_Excerpted records_
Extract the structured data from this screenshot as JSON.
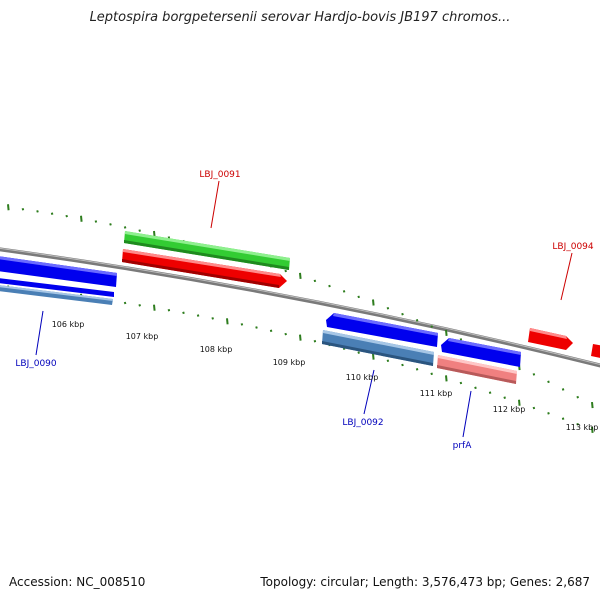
{
  "title": "Leptospira borgpetersenii serovar Hardjo-bovis JB197 chromos...",
  "footer": {
    "accession": "Accession: NC_008510",
    "topology": "Topology: circular; Length: 3,576,473 bp; Genes: 2,687"
  },
  "colors": {
    "backbone": "#7a7a7a",
    "tick": "#2e7d1e",
    "forward_strong": "#0000ee",
    "forward_light": "#4a7fb5",
    "reverse_strong": "#ee0000",
    "reverse_light": "#f08080",
    "rna_green": "#33cc33",
    "label_red": "#cc0000",
    "label_blue": "#0000bb"
  },
  "scale": {
    "tick_labels": [
      "106 kbp",
      "107 kbp",
      "108 kbp",
      "109 kbp",
      "110 kbp",
      "111 kbp",
      "112 kbp",
      "113 kbp"
    ]
  },
  "gene_labels": [
    {
      "text": "LBJ_0091",
      "color": "#cc0000"
    },
    {
      "text": "LBJ_0094",
      "color": "#cc0000"
    },
    {
      "text": "LBJ_0090",
      "color": "#0000bb"
    },
    {
      "text": "LBJ_0092",
      "color": "#0000bb"
    },
    {
      "text": "prfA",
      "color": "#0000bb"
    }
  ]
}
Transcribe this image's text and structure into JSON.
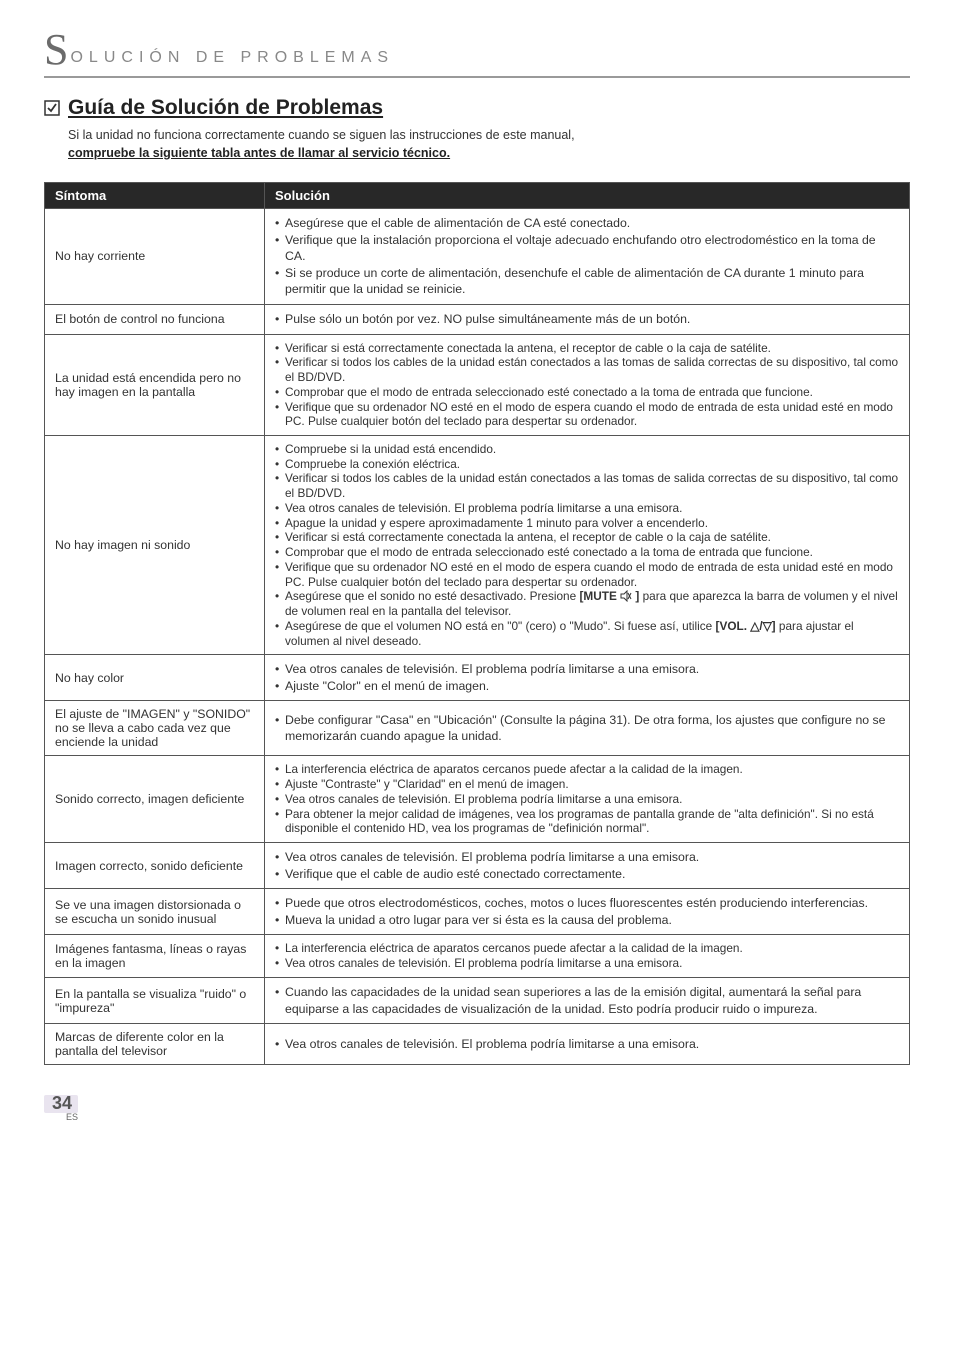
{
  "header": {
    "big_initial": "S",
    "rest": "OLUCIÓN  DE  PROBLEMAS"
  },
  "subheader": {
    "title": "Guía de Solución de Problemas",
    "intro_line": "Si la unidad no funciona correctamente cuando se siguen las instrucciones de este manual,",
    "intro_bold": "compruebe la siguiente tabla antes de llamar al servicio técnico."
  },
  "table": {
    "col_symptom": "Síntoma",
    "col_solution": "Solución",
    "rows": [
      {
        "symptom": "No hay corriente",
        "solutions": [
          "Asegúrese que el cable de alimentación de CA esté conectado.",
          "Verifique que la instalación proporciona el voltaje adecuado enchufando otro electrodoméstico en la toma de CA.",
          "Si se produce un corte de alimentación, desenchufe el cable de alimentación de CA durante 1 minuto para permitir que la unidad se reinicie."
        ],
        "tight": false
      },
      {
        "symptom": "El botón de control no funciona",
        "solutions": [
          "Pulse sólo un botón por vez. NO pulse simultáneamente más de un botón."
        ],
        "tight": false
      },
      {
        "symptom": "La unidad está encendida pero no hay imagen en la pantalla",
        "solutions": [
          "Verificar si está correctamente conectada la antena, el receptor de cable o la caja de satélite.",
          "Verificar si todos los cables de la unidad están conectados a las tomas de salida correctas de su dispositivo, tal como el BD/DVD.",
          "Comprobar que el modo de entrada seleccionado esté conectado a la toma de entrada que funcione.",
          "Verifique que su ordenador NO esté en el modo de espera cuando el modo de entrada de esta unidad esté en modo PC. Pulse cualquier botón del teclado para despertar su ordenador."
        ],
        "tight": true
      },
      {
        "symptom": "No hay imagen ni sonido",
        "solutions": [
          "Compruebe si la unidad está encendido.",
          "Compruebe la conexión eléctrica.",
          "Verificar si todos los cables de la unidad están conectados a las tomas de salida correctas de su dispositivo, tal como el BD/DVD.",
          "Vea otros canales de televisión. El problema podría limitarse a una emisora.",
          "Apague la unidad y espere aproximadamente 1 minuto para volver a encenderlo.",
          "Verificar si está correctamente conectada la antena, el receptor de cable o la caja de satélite.",
          "Comprobar que el modo de entrada seleccionado esté conectado a la toma de entrada que funcione.",
          "Verifique que su ordenador NO esté en el modo de espera cuando el modo de entrada de esta unidad esté en modo PC. Pulse cualquier botón del teclado para despertar su ordenador.",
          "Asegúrese que el sonido no esté desactivado. Presione [MUTE ⊘] para que aparezca la barra de volumen y el nivel de volumen real en la pantalla del televisor.",
          "Asegúrese de que el volumen NO está en \"0\" (cero) o \"Mudo\". Si fuese así, utilice [VOL. △/▽] para ajustar el volumen al nivel deseado."
        ],
        "tight": true
      },
      {
        "symptom": "No hay color",
        "solutions": [
          "Vea otros canales de televisión. El problema podría limitarse a una emisora.",
          "Ajuste \"Color\" en el menú de imagen."
        ],
        "tight": false
      },
      {
        "symptom": "El ajuste de \"IMAGEN\" y \"SONIDO\" no se lleva a cabo cada vez que enciende la unidad",
        "solutions": [
          "Debe configurar \"Casa\" en \"Ubicación\" (Consulte la página 31). De otra forma, los ajustes que configure no se memorizarán cuando apague la unidad."
        ],
        "tight": false
      },
      {
        "symptom": "Sonido correcto, imagen deficiente",
        "solutions": [
          "La interferencia eléctrica de aparatos cercanos puede afectar a la calidad de la imagen.",
          "Ajuste \"Contraste\" y \"Claridad\" en el menú de imagen.",
          "Vea otros canales de televisión. El problema podría limitarse a una emisora.",
          "Para obtener la mejor calidad de imágenes, vea los programas de pantalla grande de \"alta definición\". Si no está disponible el contenido HD, vea los programas de \"definición normal\"."
        ],
        "tight": true
      },
      {
        "symptom": "Imagen correcto, sonido deficiente",
        "solutions": [
          "Vea otros canales de televisión. El problema podría limitarse a una emisora.",
          "Verifique que el cable de audio esté conectado correctamente."
        ],
        "tight": false
      },
      {
        "symptom": "Se ve una imagen distorsionada o se escucha un sonido inusual",
        "solutions": [
          "Puede que otros electrodomésticos, coches, motos o luces fluorescentes estén produciendo interferencias.",
          "Mueva la unidad a otro lugar para ver si ésta es la causa del problema."
        ],
        "tight": false
      },
      {
        "symptom": "Imágenes fantasma, líneas o rayas en la imagen",
        "solutions": [
          "La interferencia eléctrica de aparatos cercanos puede afectar a la calidad de la imagen.",
          "Vea otros canales de televisión. El problema podría limitarse a una emisora."
        ],
        "tight": true
      },
      {
        "symptom": "En la pantalla se visualiza \"ruido\" o \"impureza\"",
        "solutions": [
          "Cuando las capacidades de la unidad sean superiores a las de la emisión digital, aumentará la señal para equiparse a las capacidades de visualización de la unidad. Esto podría producir ruido o impureza."
        ],
        "tight": false
      },
      {
        "symptom": "Marcas de diferente color en la pantalla del televisor",
        "solutions": [
          "Vea otros canales de televisión. El problema podría limitarse a una emisora."
        ],
        "tight": false
      }
    ]
  },
  "footer": {
    "page_number": "34",
    "lang": "ES"
  }
}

_Your instructions_
Look for the string "impureza" in the listing above and copy every line holding it.

_Task output_
        "symptom": "En la pantalla se visualiza \"ruido\" o \"impureza\"",
          "Cuando las capacidades de la unidad sean superiores a las de la emisión digital, aumentará la señal para equiparse a las capacidades de visualización de la unidad. Esto podría producir ruido o impureza."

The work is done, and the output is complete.